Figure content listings
* * *

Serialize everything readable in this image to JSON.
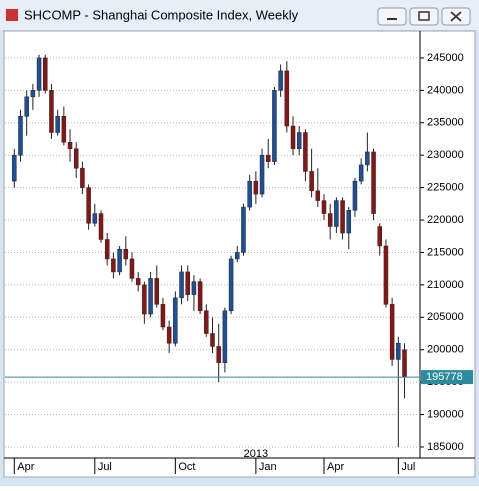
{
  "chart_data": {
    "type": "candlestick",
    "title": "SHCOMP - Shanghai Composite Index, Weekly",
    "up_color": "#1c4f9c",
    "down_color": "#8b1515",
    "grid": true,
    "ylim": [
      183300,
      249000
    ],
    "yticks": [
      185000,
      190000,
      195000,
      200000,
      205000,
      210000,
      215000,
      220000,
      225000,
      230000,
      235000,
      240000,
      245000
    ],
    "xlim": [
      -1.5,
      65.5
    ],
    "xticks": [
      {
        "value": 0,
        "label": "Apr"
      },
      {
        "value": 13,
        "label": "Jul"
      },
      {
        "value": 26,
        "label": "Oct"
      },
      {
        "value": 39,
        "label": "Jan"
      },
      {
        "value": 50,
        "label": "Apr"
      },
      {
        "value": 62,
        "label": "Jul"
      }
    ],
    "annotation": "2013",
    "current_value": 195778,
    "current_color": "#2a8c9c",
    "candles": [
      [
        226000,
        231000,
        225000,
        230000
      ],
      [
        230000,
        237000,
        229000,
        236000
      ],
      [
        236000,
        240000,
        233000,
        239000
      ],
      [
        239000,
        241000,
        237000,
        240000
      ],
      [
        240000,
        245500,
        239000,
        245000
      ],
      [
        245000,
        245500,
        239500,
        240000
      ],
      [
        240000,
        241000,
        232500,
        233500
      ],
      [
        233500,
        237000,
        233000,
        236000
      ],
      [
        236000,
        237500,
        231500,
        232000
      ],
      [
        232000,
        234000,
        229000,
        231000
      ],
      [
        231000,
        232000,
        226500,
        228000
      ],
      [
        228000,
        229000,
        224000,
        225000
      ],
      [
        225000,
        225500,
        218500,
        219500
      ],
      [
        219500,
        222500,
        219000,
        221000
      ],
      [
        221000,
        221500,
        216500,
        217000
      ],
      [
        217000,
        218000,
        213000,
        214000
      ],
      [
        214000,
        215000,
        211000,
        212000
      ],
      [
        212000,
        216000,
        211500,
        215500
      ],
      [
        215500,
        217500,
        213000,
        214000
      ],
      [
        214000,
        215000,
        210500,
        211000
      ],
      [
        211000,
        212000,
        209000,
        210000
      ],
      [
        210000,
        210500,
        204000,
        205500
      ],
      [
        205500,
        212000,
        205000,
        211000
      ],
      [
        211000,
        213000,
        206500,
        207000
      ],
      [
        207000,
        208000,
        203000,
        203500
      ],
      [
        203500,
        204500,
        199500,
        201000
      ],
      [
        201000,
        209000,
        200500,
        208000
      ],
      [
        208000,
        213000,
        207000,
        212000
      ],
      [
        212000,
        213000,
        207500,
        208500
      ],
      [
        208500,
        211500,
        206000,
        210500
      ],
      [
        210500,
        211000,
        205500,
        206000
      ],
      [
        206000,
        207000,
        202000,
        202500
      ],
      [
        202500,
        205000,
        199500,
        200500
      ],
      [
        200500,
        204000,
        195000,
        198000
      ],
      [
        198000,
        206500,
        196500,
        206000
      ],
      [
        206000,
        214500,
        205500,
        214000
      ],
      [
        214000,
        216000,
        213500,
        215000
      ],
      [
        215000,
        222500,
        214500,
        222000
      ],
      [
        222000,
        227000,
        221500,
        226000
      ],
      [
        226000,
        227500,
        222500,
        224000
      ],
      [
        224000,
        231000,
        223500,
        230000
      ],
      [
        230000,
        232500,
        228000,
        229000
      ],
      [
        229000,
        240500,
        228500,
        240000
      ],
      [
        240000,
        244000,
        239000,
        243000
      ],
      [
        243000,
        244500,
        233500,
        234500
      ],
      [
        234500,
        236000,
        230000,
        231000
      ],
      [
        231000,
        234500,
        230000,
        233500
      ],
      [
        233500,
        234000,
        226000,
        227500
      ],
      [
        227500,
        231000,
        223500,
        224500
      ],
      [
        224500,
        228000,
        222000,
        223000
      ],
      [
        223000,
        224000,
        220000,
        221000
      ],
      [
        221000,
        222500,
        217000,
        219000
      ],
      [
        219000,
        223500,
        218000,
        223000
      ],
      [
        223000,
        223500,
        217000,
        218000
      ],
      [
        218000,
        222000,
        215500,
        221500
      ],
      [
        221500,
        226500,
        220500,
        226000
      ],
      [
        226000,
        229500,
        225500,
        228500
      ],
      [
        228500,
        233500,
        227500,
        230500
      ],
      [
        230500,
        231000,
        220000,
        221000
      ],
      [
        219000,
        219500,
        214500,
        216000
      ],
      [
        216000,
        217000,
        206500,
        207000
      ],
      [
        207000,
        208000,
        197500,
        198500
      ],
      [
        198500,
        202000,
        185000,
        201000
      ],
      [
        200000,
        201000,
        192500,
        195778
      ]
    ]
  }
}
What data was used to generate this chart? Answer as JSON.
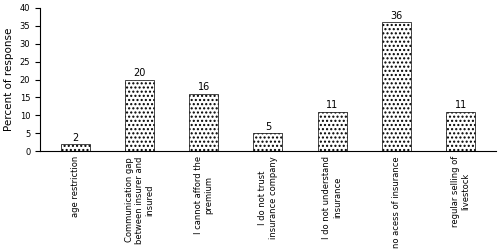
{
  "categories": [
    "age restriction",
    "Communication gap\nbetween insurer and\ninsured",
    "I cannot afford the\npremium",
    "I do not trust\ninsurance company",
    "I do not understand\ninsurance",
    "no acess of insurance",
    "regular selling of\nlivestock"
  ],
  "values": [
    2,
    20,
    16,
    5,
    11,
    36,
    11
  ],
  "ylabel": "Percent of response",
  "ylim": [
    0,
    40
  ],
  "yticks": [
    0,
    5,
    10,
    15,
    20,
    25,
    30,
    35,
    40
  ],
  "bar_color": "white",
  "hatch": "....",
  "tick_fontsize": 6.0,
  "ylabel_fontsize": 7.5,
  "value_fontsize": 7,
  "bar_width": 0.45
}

* * *

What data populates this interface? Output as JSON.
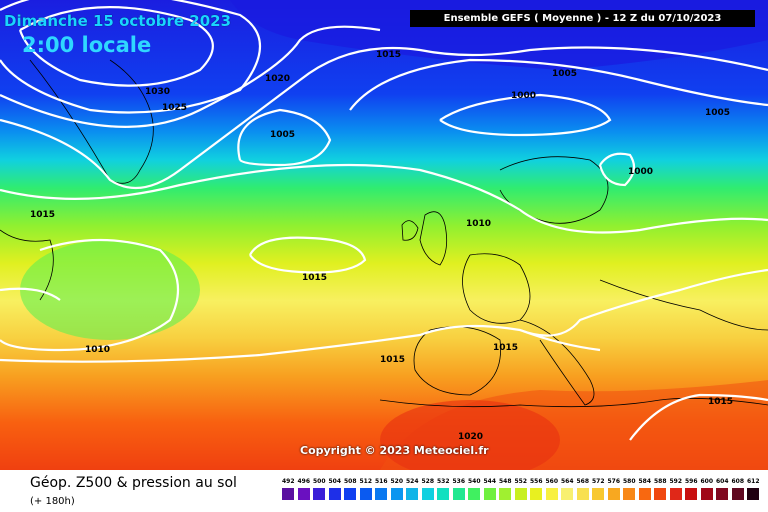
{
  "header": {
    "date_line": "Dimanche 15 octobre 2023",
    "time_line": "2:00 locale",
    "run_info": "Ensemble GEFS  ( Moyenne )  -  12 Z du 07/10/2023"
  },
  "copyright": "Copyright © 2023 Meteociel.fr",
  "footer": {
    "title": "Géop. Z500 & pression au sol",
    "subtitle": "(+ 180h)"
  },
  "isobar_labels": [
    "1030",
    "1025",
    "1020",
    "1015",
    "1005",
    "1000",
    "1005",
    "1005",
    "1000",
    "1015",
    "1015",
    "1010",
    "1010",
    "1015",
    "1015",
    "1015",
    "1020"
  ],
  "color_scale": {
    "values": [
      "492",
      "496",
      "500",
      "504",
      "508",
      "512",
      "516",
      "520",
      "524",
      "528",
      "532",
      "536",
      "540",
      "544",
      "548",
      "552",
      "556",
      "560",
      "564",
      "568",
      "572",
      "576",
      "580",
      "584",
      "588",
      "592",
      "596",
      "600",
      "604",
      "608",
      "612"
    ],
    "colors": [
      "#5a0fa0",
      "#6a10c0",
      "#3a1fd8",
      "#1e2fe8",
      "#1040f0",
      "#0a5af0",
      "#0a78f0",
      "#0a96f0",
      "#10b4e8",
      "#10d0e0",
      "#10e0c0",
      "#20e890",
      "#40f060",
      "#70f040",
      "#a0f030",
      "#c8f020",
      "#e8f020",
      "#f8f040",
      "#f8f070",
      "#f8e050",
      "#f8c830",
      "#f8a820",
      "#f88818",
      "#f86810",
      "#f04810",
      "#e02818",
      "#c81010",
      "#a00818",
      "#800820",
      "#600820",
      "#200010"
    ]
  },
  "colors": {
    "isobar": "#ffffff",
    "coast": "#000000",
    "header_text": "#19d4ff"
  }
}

* * *

SHORT TASK:
From the material, report only how many lines include the word "What".

PROBLEM SOLUTION:
2